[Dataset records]
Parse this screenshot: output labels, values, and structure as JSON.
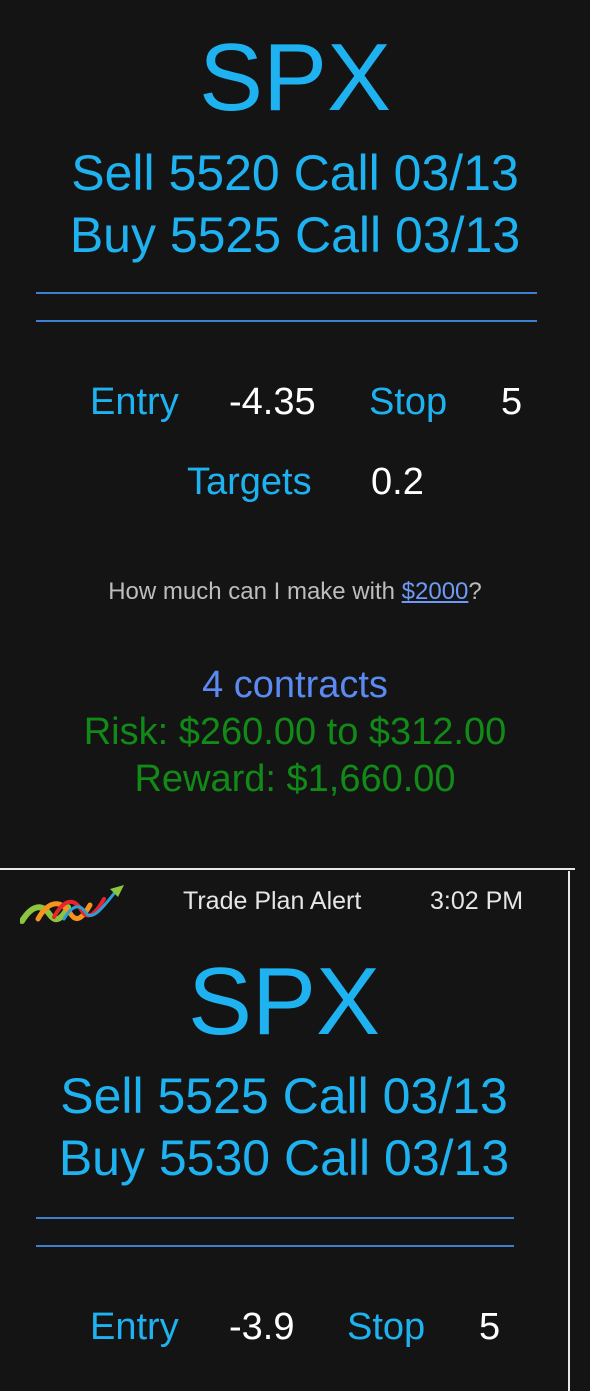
{
  "alerts": [
    {
      "ticker": "SPX",
      "legs": [
        "Sell 5520 Call 03/13",
        "Buy 5525 Call 03/13"
      ],
      "entry_label": "Entry",
      "entry_value": "-4.35",
      "stop_label": "Stop",
      "stop_value": "5",
      "targets_label": "Targets",
      "targets_value": "0.2",
      "question_prefix": "How much can I make with ",
      "question_amount": "$2000",
      "question_suffix": "?",
      "contracts": "4 contracts",
      "risk": "Risk: $260.00 to $312.00",
      "reward": "Reward: $1,660.00"
    },
    {
      "header_title": "Trade Plan Alert",
      "header_time": "3:02 PM",
      "logo_icon": "trade-logo-icon",
      "ticker": "SPX",
      "legs": [
        "Sell 5525 Call 03/13",
        "Buy 5530 Call 03/13"
      ],
      "entry_label": "Entry",
      "entry_value": "-3.9",
      "stop_label": "Stop",
      "stop_value": "5"
    }
  ],
  "colors": {
    "background": "#141414",
    "accent_blue": "#1fb2f0",
    "contracts_blue": "#5b8af2",
    "risk_green": "#118a18",
    "rule_blue": "#3f7fd1"
  }
}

• Exercise objective:
Reproduce the entries above without change, omitting all pictures.

• Reply:
Parse this screenshot: output labels, values, and structure as JSON.
{
  "alerts": [
    {
      "ticker": "SPX",
      "legs": [
        "Sell 5520 Call 03/13",
        "Buy 5525 Call 03/13"
      ],
      "entry_label": "Entry",
      "entry_value": "-4.35",
      "stop_label": "Stop",
      "stop_value": "5",
      "targets_label": "Targets",
      "targets_value": "0.2",
      "question_prefix": "How much can I make with ",
      "question_amount": "$2000",
      "question_suffix": "?",
      "contracts": "4 contracts",
      "risk": "Risk: $260.00 to $312.00",
      "reward": "Reward: $1,660.00"
    },
    {
      "header_title": "Trade Plan Alert",
      "header_time": "3:02 PM",
      "logo_icon": "trade-logo-icon",
      "ticker": "SPX",
      "legs": [
        "Sell 5525 Call 03/13",
        "Buy 5530 Call 03/13"
      ],
      "entry_label": "Entry",
      "entry_value": "-3.9",
      "stop_label": "Stop",
      "stop_value": "5"
    }
  ],
  "colors": {
    "background": "#141414",
    "accent_blue": "#1fb2f0",
    "contracts_blue": "#5b8af2",
    "risk_green": "#118a18",
    "rule_blue": "#3f7fd1"
  }
}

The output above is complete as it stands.